**What is needed**: Leaving out all images, write out the records that follow exactly.

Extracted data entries

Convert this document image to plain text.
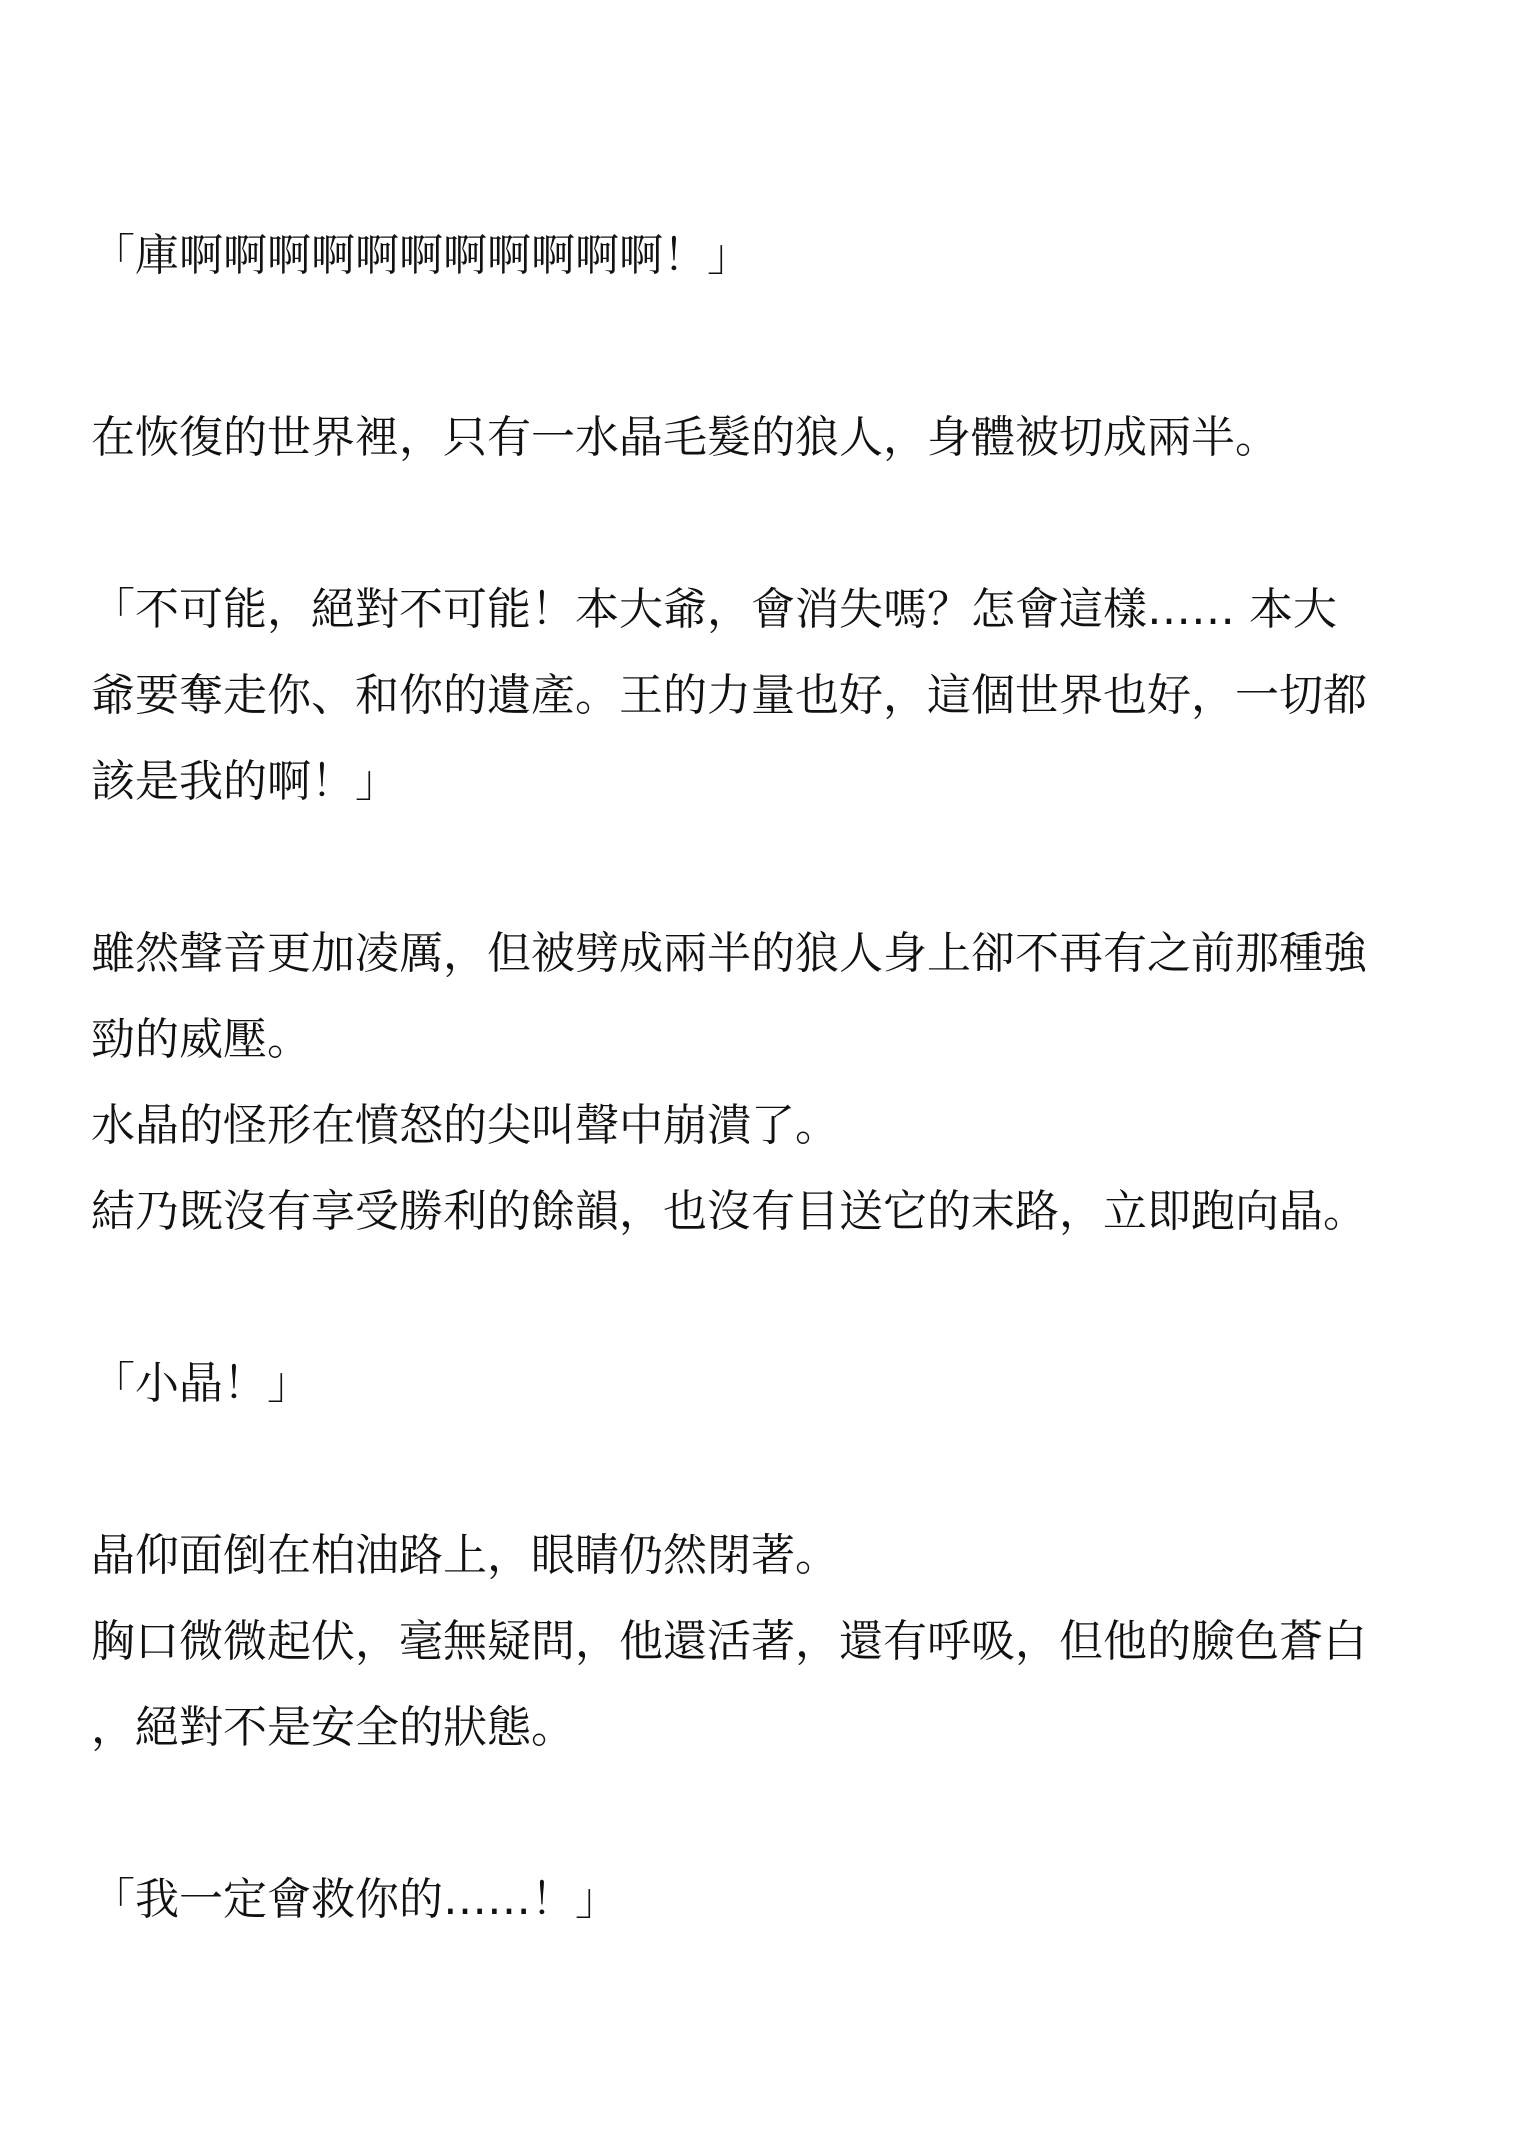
「庫啊啊啊啊啊啊啊啊啊啊啊！」
在恢復的世界裡，只有一水晶毛髮的狼人，身體被切成兩半。
「不可能，絕對不可能！本大爺，會消失嗎？怎會這樣…… 本大
爺要奪走你、和你的遺產。王的力量也好，這個世界也好，一切都
該是我的啊！」
雖然聲音更加凌厲，但被劈成兩半的狼人身上卻不再有之前那種強
勁的威壓。
水晶的怪形在憤怒的尖叫聲中崩潰了。
結乃既沒有享受勝利的餘韻，也沒有目送它的末路，立即跑向晶。
「小晶！」
晶仰面倒在柏油路上，眼睛仍然閉著。
胸口微微起伏，毫無疑問，他還活著，還有呼吸，但他的臉色蒼白
，絕對不是安全的狀態。
「我一定會救你的……！」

**Reply**:
Convert this document image to plain text.
「庫啊啊啊啊啊啊啊啊啊啊啊！」
在恢復的世界裡，只有一水晶毛髮的狼人，身體被切成兩半。
「不可能，絕對不可能！本大爺，會消失嗎？怎會這樣…… 本大
爺要奪走你、和你的遺產。王的力量也好，這個世界也好，一切都
該是我的啊！」
雖然聲音更加凌厲，但被劈成兩半的狼人身上卻不再有之前那種強
勁的威壓。
水晶的怪形在憤怒的尖叫聲中崩潰了。
結乃既沒有享受勝利的餘韻，也沒有目送它的末路，立即跑向晶。
「小晶！」
晶仰面倒在柏油路上，眼睛仍然閉著。
胸口微微起伏，毫無疑問，他還活著，還有呼吸，但他的臉色蒼白
，絕對不是安全的狀態。
「我一定會救你的……！」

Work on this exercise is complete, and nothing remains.